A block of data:
━━━━━━━━━━

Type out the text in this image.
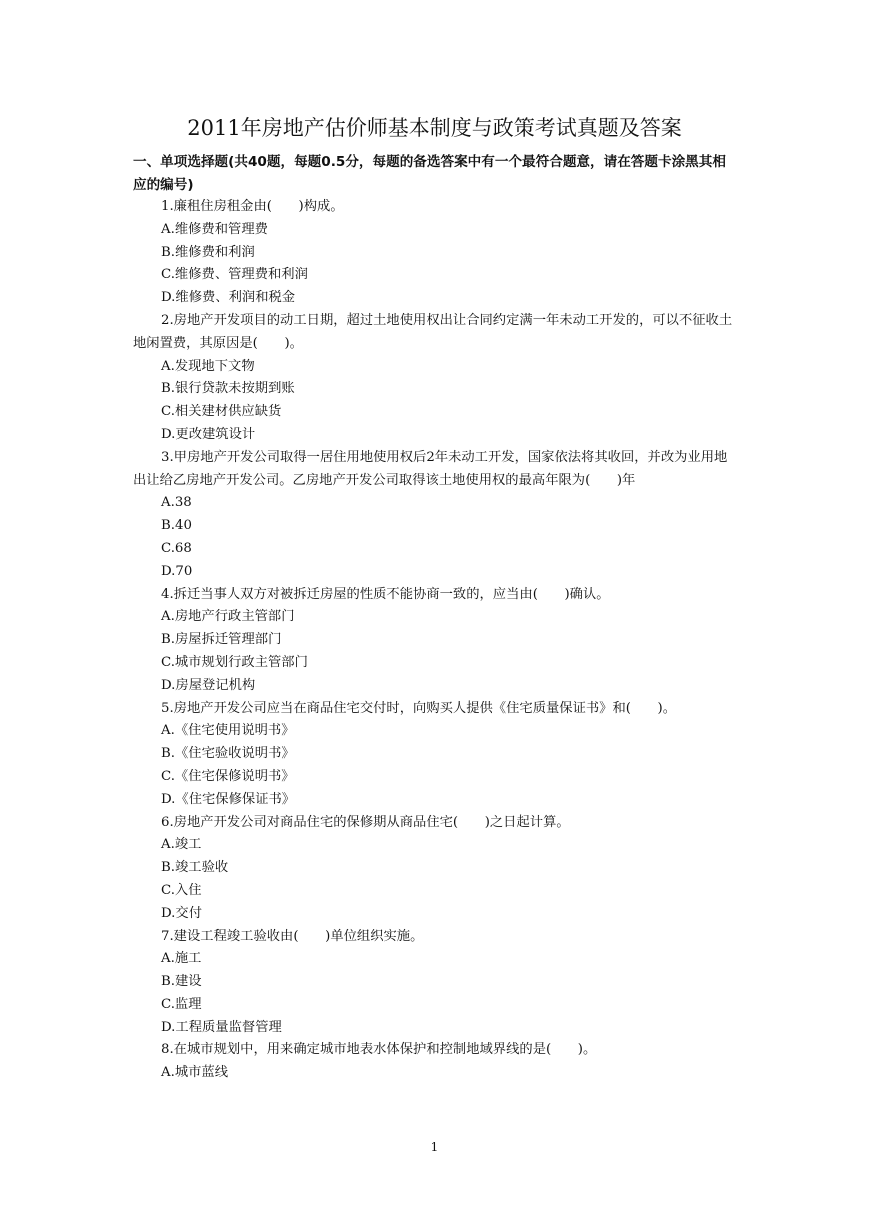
2011年房地产估价师基本制度与政策考试真题及答案
一、单项选择题(共40题，每题0.5分，每题的备选答案中有一个最符合题意，请在答题卡涂黑其相应的编号)

1.廉租住房租金由(　　)构成。

A.维修费和管理费

B.维修费和利润

C.维修费、管理费和利润

D.维修费、利润和税金

2.房地产开发项目的动工日期，超过土地使用权出让合同约定满一年未动工开发的，可以不征收土地闲置费，其原因是(　　)。

A.发现地下文物

B.银行贷款未按期到账

C.相关建材供应缺货

D.更改建筑设计

3.甲房地产开发公司取得一居住用地使用权后2年未动工开发，国家依法将其收回，并改为业用地出让给乙房地产开发公司。乙房地产开发公司取得该土地使用权的最高年限为(　　)年

A.38

B.40

C.68

D.70

4.拆迁当事人双方对被拆迁房屋的性质不能协商一致的，应当由(　　)确认。

A.房地产行政主管部门

B.房屋拆迁管理部门

C.城市规划行政主管部门

D.房屋登记机构

5.房地产开发公司应当在商品住宅交付时，向购买人提供《住宅质量保证书》和(　　)。

A.《住宅使用说明书》

B.《住宅验收说明书》

C.《住宅保修说明书》

D.《住宅保修保证书》

6.房地产开发公司对商品住宅的保修期从商品住宅(　　)之日起计算。

A.竣工

B.竣工验收

C.入住

D.交付

7.建设工程竣工验收由(　　)单位组织实施。

A.施工

B.建设

C.监理

D.工程质量监督管理

8.在城市规划中，用来确定城市地表水体保护和控制地域界线的是(　　)。

A.城市蓝线

1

━━━━━━━━━━

What you will do >> Reproduce every record word for word. The copy must contain no pictures.

Full response >>
Type out the text in this image.
2011年房地产估价师基本制度与政策考试真题及答案
一、单项选择题(共40题，每题0.5分，每题的备选答案中有一个最符合题意，请在答题卡涂黑其相应的编号)

1.廉租住房租金由(　　)构成。

A.维修费和管理费

B.维修费和利润

C.维修费、管理费和利润

D.维修费、利润和税金

2.房地产开发项目的动工日期，超过土地使用权出让合同约定满一年未动工开发的，可以不征收土地闲置费，其原因是(　　)。

A.发现地下文物

B.银行贷款未按期到账

C.相关建材供应缺货

D.更改建筑设计

3.甲房地产开发公司取得一居住用地使用权后2年未动工开发，国家依法将其收回，并改为业用地出让给乙房地产开发公司。乙房地产开发公司取得该土地使用权的最高年限为(　　)年

A.38

B.40

C.68

D.70

4.拆迁当事人双方对被拆迁房屋的性质不能协商一致的，应当由(　　)确认。

A.房地产行政主管部门

B.房屋拆迁管理部门

C.城市规划行政主管部门

D.房屋登记机构

5.房地产开发公司应当在商品住宅交付时，向购买人提供《住宅质量保证书》和(　　)。

A.《住宅使用说明书》

B.《住宅验收说明书》

C.《住宅保修说明书》

D.《住宅保修保证书》

6.房地产开发公司对商品住宅的保修期从商品住宅(　　)之日起计算。

A.竣工

B.竣工验收

C.入住

D.交付

7.建设工程竣工验收由(　　)单位组织实施。

A.施工

B.建设

C.监理

D.工程质量监督管理

8.在城市规划中，用来确定城市地表水体保护和控制地域界线的是(　　)。

A.城市蓝线

1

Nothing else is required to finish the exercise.